** start of Given information **

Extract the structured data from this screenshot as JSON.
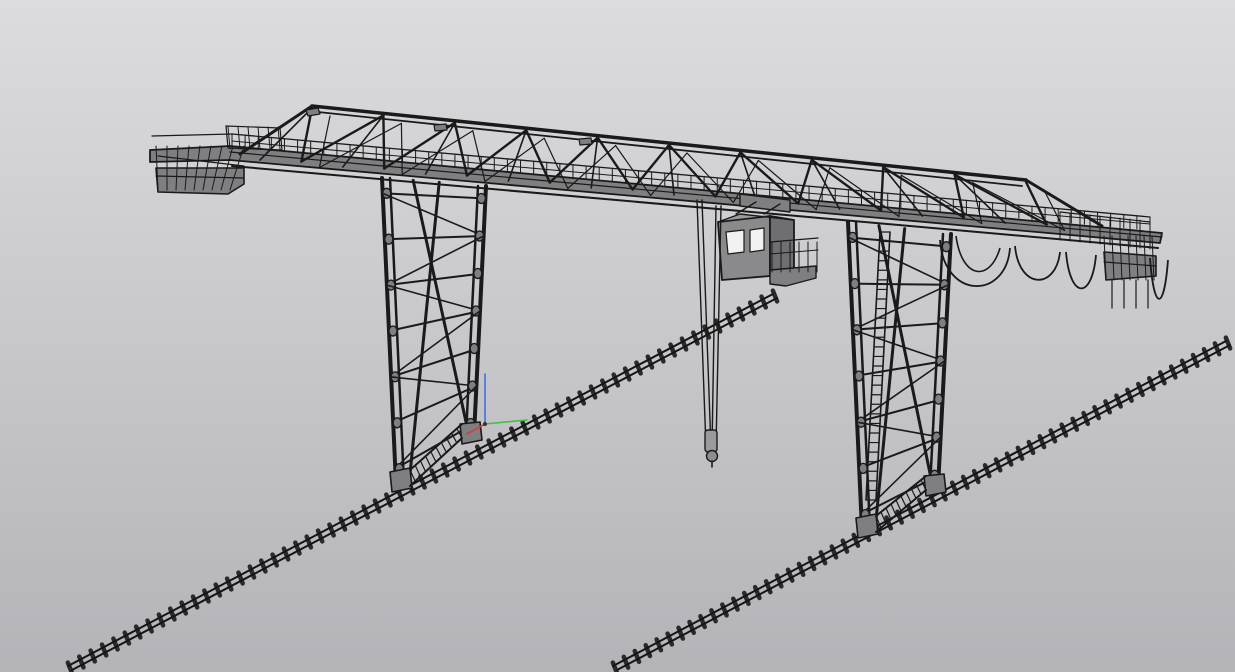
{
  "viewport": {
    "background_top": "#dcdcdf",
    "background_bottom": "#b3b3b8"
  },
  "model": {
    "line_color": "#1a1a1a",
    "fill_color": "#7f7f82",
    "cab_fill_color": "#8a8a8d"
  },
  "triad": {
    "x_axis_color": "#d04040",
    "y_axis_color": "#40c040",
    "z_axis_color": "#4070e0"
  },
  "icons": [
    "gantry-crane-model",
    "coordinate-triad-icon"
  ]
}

** end of Given information **
** start of Given information **

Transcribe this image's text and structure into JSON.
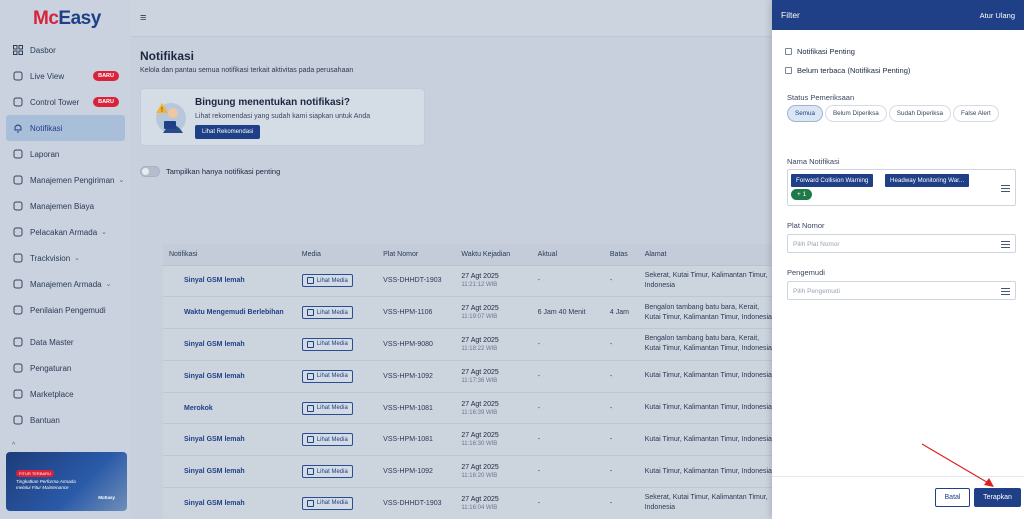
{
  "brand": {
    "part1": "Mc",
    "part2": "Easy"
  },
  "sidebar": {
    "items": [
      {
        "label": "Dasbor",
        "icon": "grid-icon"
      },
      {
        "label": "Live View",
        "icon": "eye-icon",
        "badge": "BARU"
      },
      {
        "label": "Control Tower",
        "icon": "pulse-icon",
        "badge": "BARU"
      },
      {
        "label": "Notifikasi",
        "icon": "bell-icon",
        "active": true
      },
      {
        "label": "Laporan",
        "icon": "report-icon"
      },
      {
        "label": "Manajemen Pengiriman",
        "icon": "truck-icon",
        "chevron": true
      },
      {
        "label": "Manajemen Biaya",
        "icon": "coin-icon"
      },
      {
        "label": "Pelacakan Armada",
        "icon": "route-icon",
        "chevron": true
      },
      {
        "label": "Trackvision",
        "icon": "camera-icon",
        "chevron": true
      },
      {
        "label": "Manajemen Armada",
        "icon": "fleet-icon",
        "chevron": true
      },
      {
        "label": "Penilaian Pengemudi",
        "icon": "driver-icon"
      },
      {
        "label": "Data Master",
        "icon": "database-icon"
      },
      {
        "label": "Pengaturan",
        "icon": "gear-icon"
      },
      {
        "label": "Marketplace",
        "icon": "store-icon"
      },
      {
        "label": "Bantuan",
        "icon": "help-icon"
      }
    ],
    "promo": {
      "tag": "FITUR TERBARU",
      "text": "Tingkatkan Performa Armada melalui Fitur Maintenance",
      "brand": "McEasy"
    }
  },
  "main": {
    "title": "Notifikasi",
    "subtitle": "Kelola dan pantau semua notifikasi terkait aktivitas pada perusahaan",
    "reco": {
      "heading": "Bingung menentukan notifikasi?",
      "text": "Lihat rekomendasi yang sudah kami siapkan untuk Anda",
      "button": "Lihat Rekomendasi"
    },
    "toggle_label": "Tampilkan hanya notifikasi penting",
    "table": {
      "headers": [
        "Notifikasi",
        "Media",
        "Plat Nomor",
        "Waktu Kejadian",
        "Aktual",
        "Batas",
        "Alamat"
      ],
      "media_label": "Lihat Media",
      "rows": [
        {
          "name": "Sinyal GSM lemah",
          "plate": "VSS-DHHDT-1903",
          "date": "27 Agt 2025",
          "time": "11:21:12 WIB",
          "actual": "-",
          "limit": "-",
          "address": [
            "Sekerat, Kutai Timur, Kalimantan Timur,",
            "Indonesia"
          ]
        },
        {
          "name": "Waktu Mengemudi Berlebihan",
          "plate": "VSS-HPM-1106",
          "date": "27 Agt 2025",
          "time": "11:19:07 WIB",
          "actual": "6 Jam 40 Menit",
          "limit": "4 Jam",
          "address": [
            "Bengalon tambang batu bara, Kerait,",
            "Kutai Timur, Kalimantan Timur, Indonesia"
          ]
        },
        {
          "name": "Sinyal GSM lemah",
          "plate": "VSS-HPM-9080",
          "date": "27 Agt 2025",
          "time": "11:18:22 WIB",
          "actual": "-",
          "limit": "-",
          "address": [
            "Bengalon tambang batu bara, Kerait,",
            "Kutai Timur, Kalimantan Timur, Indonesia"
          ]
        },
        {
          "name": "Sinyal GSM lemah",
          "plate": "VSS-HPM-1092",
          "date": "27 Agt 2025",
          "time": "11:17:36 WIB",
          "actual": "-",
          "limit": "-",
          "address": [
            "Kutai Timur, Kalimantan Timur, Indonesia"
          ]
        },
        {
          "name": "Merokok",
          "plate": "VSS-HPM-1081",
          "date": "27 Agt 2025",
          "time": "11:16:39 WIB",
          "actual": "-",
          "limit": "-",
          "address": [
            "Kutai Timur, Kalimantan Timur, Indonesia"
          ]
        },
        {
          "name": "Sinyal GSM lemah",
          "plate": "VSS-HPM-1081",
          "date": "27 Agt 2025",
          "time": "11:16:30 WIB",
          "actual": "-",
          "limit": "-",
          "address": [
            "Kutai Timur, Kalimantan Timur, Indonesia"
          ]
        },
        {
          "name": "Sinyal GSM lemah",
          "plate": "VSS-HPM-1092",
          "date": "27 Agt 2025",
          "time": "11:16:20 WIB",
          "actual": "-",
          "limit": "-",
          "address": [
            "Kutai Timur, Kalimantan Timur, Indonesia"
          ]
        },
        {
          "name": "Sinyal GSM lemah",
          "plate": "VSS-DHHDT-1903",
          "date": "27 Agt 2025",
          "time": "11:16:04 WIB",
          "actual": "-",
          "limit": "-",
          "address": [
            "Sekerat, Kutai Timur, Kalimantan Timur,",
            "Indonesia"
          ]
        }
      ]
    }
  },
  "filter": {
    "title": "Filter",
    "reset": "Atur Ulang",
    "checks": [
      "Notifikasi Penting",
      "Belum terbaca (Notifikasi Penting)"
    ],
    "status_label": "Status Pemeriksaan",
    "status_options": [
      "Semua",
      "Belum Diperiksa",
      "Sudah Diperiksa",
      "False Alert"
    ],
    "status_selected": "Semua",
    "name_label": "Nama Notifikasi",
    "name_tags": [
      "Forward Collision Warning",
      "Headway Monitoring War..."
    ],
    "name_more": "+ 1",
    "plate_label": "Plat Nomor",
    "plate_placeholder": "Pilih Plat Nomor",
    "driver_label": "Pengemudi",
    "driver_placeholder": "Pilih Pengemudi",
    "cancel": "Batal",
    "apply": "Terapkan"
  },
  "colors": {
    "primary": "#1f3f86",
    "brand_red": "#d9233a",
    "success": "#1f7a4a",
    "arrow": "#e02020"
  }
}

** end of Given information **

- **Your task**: List the lines of the entries that include "time".

- **Written answer**:
          "time": "11:21:12 WIB",
          "time": "11:19:07 WIB",
          "time": "11:18:22 WIB",
          "time": "11:17:36 WIB",
          "time": "11:16:39 WIB",
          "time": "11:16:30 WIB",
          "time": "11:16:20 WIB",
          "time": "11:16:04 WIB",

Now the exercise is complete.